Requirement:
What is the number of lines containing the word "circle"? Please answer with that number and nothing more.

==========

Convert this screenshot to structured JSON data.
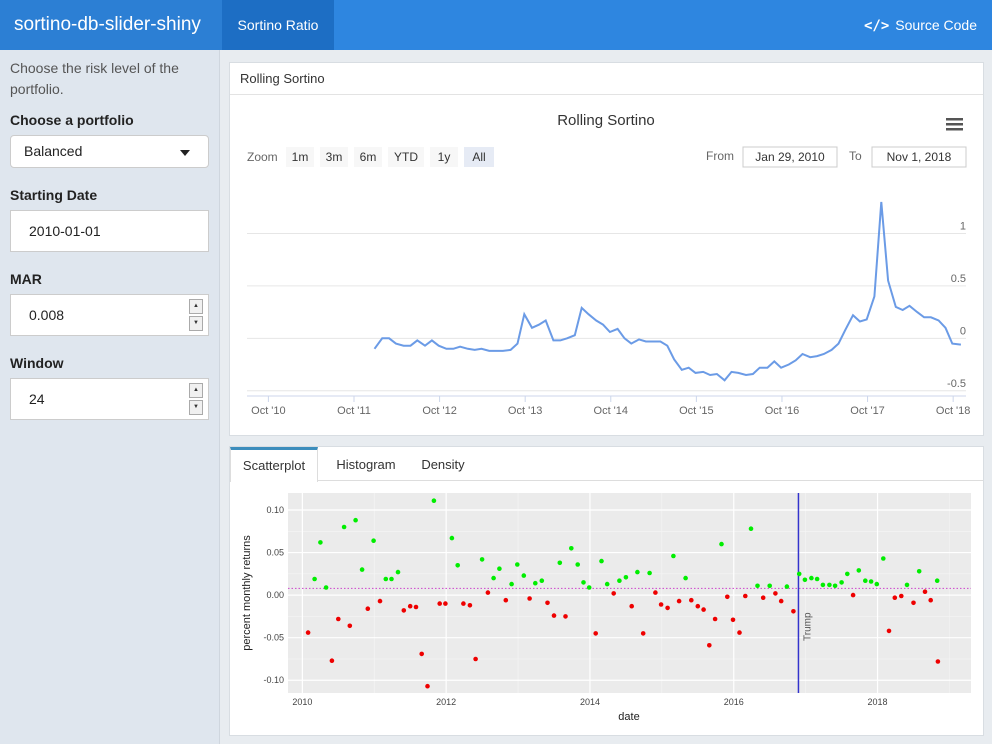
{
  "app": {
    "title": "sortino-db-slider-shiny",
    "nav_tab": "Sortino Ratio",
    "source_code": "Source Code",
    "source_icon": "code-icon"
  },
  "sidebar": {
    "description": "Choose the risk level of the portfolio.",
    "portfolio_label": "Choose a portfolio",
    "portfolio_value": "Balanced",
    "start_label": "Starting Date",
    "start_value": "2010-01-01",
    "mar_label": "MAR",
    "mar_value": "0.008",
    "window_label": "Window",
    "window_value": "24"
  },
  "rolling_box": {
    "header": "Rolling Sortino",
    "zoom_label": "Zoom",
    "zoom_buttons": [
      "1m",
      "3m",
      "6m",
      "YTD",
      "1y",
      "All"
    ],
    "zoom_active": "All",
    "from_label": "From",
    "from_value": "Jan 29, 2010",
    "to_label": "To",
    "to_value": "Nov 1, 2018",
    "menu_icon": "hamburger-menu-icon"
  },
  "tabs": {
    "items": [
      "Scatterplot",
      "Histogram",
      "Density"
    ],
    "active": "Scatterplot"
  },
  "colors": {
    "accent": "#2e86e0",
    "line": "#6b9be6",
    "positive": "#00ee00",
    "negative": "#ee0000",
    "vline": "#3333cc"
  },
  "chart_data": [
    {
      "type": "line",
      "title": "Rolling Sortino",
      "x_ticks": [
        "Oct '10",
        "Oct '11",
        "Oct '12",
        "Oct '13",
        "Oct '14",
        "Oct '15",
        "Oct '16",
        "Oct '17",
        "Oct '18"
      ],
      "y_ticks": [
        "1",
        "0.5",
        "0",
        "-0.5"
      ],
      "ylim": [
        -0.55,
        1.5
      ],
      "xlim": [
        2010.5,
        2018.9
      ],
      "grid": true,
      "series": [
        {
          "x": [
            2011.99,
            2012.08,
            2012.16,
            2012.24,
            2012.33,
            2012.41,
            2012.49,
            2012.58,
            2012.66,
            2012.74,
            2012.83,
            2012.91,
            2012.99,
            2013.08,
            2013.16,
            2013.24,
            2013.33,
            2013.41,
            2013.49,
            2013.58,
            2013.66,
            2013.74,
            2013.83,
            2013.91,
            2013.99,
            2014.08,
            2014.16,
            2014.24,
            2014.33,
            2014.41,
            2014.49,
            2014.58,
            2014.66,
            2014.74,
            2014.83,
            2014.91,
            2014.99,
            2015.08,
            2015.16,
            2015.24,
            2015.33,
            2015.41,
            2015.49,
            2015.58,
            2015.66,
            2015.74,
            2015.83,
            2015.91,
            2015.99,
            2016.08,
            2016.16,
            2016.24,
            2016.33,
            2016.41,
            2016.49,
            2016.58,
            2016.66,
            2016.74,
            2016.83,
            2016.91,
            2016.99,
            2017.08,
            2017.16,
            2017.24,
            2017.33,
            2017.41,
            2017.49,
            2017.58,
            2017.66,
            2017.74,
            2017.83,
            2017.91,
            2017.99,
            2018.08,
            2018.16,
            2018.24,
            2018.33,
            2018.41,
            2018.49,
            2018.58,
            2018.66,
            2018.74,
            2018.84
          ],
          "y": [
            -0.1,
            0.0,
            0.0,
            -0.05,
            -0.07,
            -0.07,
            -0.02,
            -0.07,
            -0.02,
            -0.07,
            -0.1,
            -0.1,
            -0.08,
            -0.1,
            -0.11,
            -0.1,
            -0.12,
            -0.12,
            -0.12,
            -0.11,
            -0.05,
            0.23,
            0.1,
            0.13,
            0.17,
            -0.02,
            -0.02,
            0.0,
            0.03,
            0.29,
            0.23,
            0.17,
            0.13,
            0.06,
            0.09,
            0.0,
            -0.05,
            -0.01,
            -0.03,
            -0.03,
            -0.03,
            -0.07,
            -0.2,
            -0.3,
            -0.28,
            -0.33,
            -0.32,
            -0.35,
            -0.34,
            -0.4,
            -0.32,
            -0.33,
            -0.35,
            -0.34,
            -0.28,
            -0.28,
            -0.22,
            -0.28,
            -0.25,
            -0.21,
            -0.15,
            -0.18,
            -0.17,
            -0.15,
            -0.11,
            -0.05,
            0.08,
            0.22,
            0.16,
            0.18,
            0.4,
            1.3,
            0.55,
            0.3,
            0.27,
            0.31,
            0.25,
            0.2,
            0.2,
            0.17,
            0.1,
            -0.05,
            -0.06
          ]
        }
      ]
    },
    {
      "type": "scatter",
      "xlabel": "date",
      "ylabel": "percent monthly returns",
      "x_ticks": [
        "2010",
        "2012",
        "2014",
        "2016",
        "2018"
      ],
      "y_ticks": [
        "0.10",
        "0.05",
        "0.00",
        "-0.05",
        "-0.10"
      ],
      "xlim": [
        2009.8,
        2019.3
      ],
      "ylim": [
        -0.115,
        0.12
      ],
      "hline": 0.008,
      "vline": {
        "x": 2016.9,
        "label": "Trump"
      },
      "points": [
        [
          2010.08,
          -0.044
        ],
        [
          2010.17,
          0.019
        ],
        [
          2010.25,
          0.062
        ],
        [
          2010.33,
          0.009
        ],
        [
          2010.41,
          -0.077
        ],
        [
          2010.5,
          -0.028
        ],
        [
          2010.58,
          0.08
        ],
        [
          2010.66,
          -0.036
        ],
        [
          2010.74,
          0.088
        ],
        [
          2010.83,
          0.03
        ],
        [
          2010.91,
          -0.016
        ],
        [
          2010.99,
          0.064
        ],
        [
          2011.08,
          -0.007
        ],
        [
          2011.16,
          0.019
        ],
        [
          2011.24,
          0.019
        ],
        [
          2011.33,
          0.027
        ],
        [
          2011.41,
          -0.018
        ],
        [
          2011.5,
          -0.013
        ],
        [
          2011.58,
          -0.014
        ],
        [
          2011.66,
          -0.069
        ],
        [
          2011.74,
          -0.107
        ],
        [
          2011.83,
          0.111
        ],
        [
          2011.91,
          -0.01
        ],
        [
          2011.99,
          -0.01
        ],
        [
          2012.08,
          0.067
        ],
        [
          2012.16,
          0.035
        ],
        [
          2012.24,
          -0.01
        ],
        [
          2012.33,
          -0.012
        ],
        [
          2012.41,
          -0.075
        ],
        [
          2012.5,
          0.042
        ],
        [
          2012.58,
          0.003
        ],
        [
          2012.66,
          0.02
        ],
        [
          2012.74,
          0.031
        ],
        [
          2012.83,
          -0.006
        ],
        [
          2012.91,
          0.013
        ],
        [
          2012.99,
          0.036
        ],
        [
          2013.08,
          0.023
        ],
        [
          2013.16,
          -0.004
        ],
        [
          2013.24,
          0.014
        ],
        [
          2013.33,
          0.017
        ],
        [
          2013.41,
          -0.009
        ],
        [
          2013.5,
          -0.024
        ],
        [
          2013.58,
          0.038
        ],
        [
          2013.66,
          -0.025
        ],
        [
          2013.74,
          0.055
        ],
        [
          2013.83,
          0.036
        ],
        [
          2013.91,
          0.015
        ],
        [
          2013.99,
          0.009
        ],
        [
          2014.08,
          -0.045
        ],
        [
          2014.16,
          0.04
        ],
        [
          2014.24,
          0.013
        ],
        [
          2014.33,
          0.002
        ],
        [
          2014.41,
          0.017
        ],
        [
          2014.5,
          0.021
        ],
        [
          2014.58,
          -0.013
        ],
        [
          2014.66,
          0.027
        ],
        [
          2014.74,
          -0.045
        ],
        [
          2014.83,
          0.026
        ],
        [
          2014.91,
          0.003
        ],
        [
          2014.99,
          -0.011
        ],
        [
          2015.08,
          -0.015
        ],
        [
          2015.16,
          0.046
        ],
        [
          2015.24,
          -0.007
        ],
        [
          2015.33,
          0.02
        ],
        [
          2015.41,
          -0.006
        ],
        [
          2015.5,
          -0.013
        ],
        [
          2015.58,
          -0.017
        ],
        [
          2015.66,
          -0.059
        ],
        [
          2015.74,
          -0.028
        ],
        [
          2015.83,
          0.06
        ],
        [
          2015.91,
          -0.002
        ],
        [
          2015.99,
          -0.029
        ],
        [
          2016.08,
          -0.044
        ],
        [
          2016.16,
          -0.001
        ],
        [
          2016.24,
          0.078
        ],
        [
          2016.33,
          0.011
        ],
        [
          2016.41,
          -0.003
        ],
        [
          2016.5,
          0.011
        ],
        [
          2016.58,
          0.002
        ],
        [
          2016.66,
          -0.007
        ],
        [
          2016.74,
          0.01
        ],
        [
          2016.83,
          -0.019
        ],
        [
          2016.91,
          0.025
        ],
        [
          2016.99,
          0.018
        ],
        [
          2017.08,
          0.02
        ],
        [
          2017.16,
          0.019
        ],
        [
          2017.24,
          0.012
        ],
        [
          2017.33,
          0.012
        ],
        [
          2017.41,
          0.011
        ],
        [
          2017.5,
          0.015
        ],
        [
          2017.58,
          0.025
        ],
        [
          2017.66,
          0.0
        ],
        [
          2017.74,
          0.029
        ],
        [
          2017.83,
          0.017
        ],
        [
          2017.91,
          0.016
        ],
        [
          2017.99,
          0.013
        ],
        [
          2018.08,
          0.043
        ],
        [
          2018.16,
          -0.042
        ],
        [
          2018.24,
          -0.003
        ],
        [
          2018.33,
          -0.001
        ],
        [
          2018.41,
          0.012
        ],
        [
          2018.5,
          -0.009
        ],
        [
          2018.58,
          0.028
        ],
        [
          2018.66,
          0.004
        ],
        [
          2018.74,
          -0.006
        ],
        [
          2018.83,
          0.017
        ],
        [
          2018.84,
          -0.078
        ]
      ]
    }
  ]
}
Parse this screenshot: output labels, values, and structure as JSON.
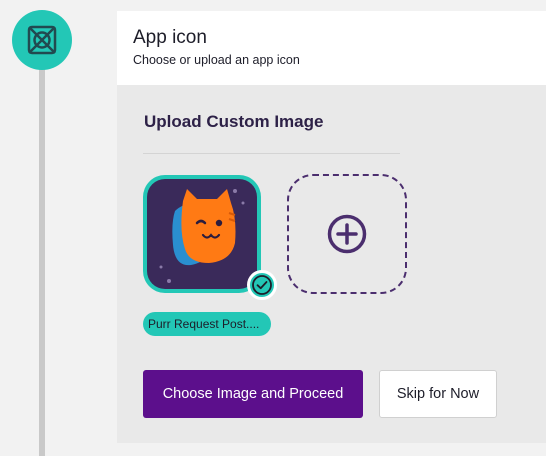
{
  "step": {
    "icon": "layout-grid-icon"
  },
  "card": {
    "title": "App icon",
    "subtitle": "Choose or upload an app icon",
    "section_title": "Upload Custom Image"
  },
  "selected_image": {
    "name": "Purr Request Post....",
    "icon": "cat-mascot-image",
    "selected_icon": "check-circle-icon"
  },
  "upload": {
    "icon": "plus-circle-icon"
  },
  "buttons": {
    "primary": "Choose Image and Proceed",
    "secondary": "Skip for Now"
  },
  "colors": {
    "accent": "#23c7b6",
    "primary_button": "#5c0f8c",
    "heading": "#2d2147",
    "card_background": "#e9e9e9"
  }
}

==========

Task solution:
2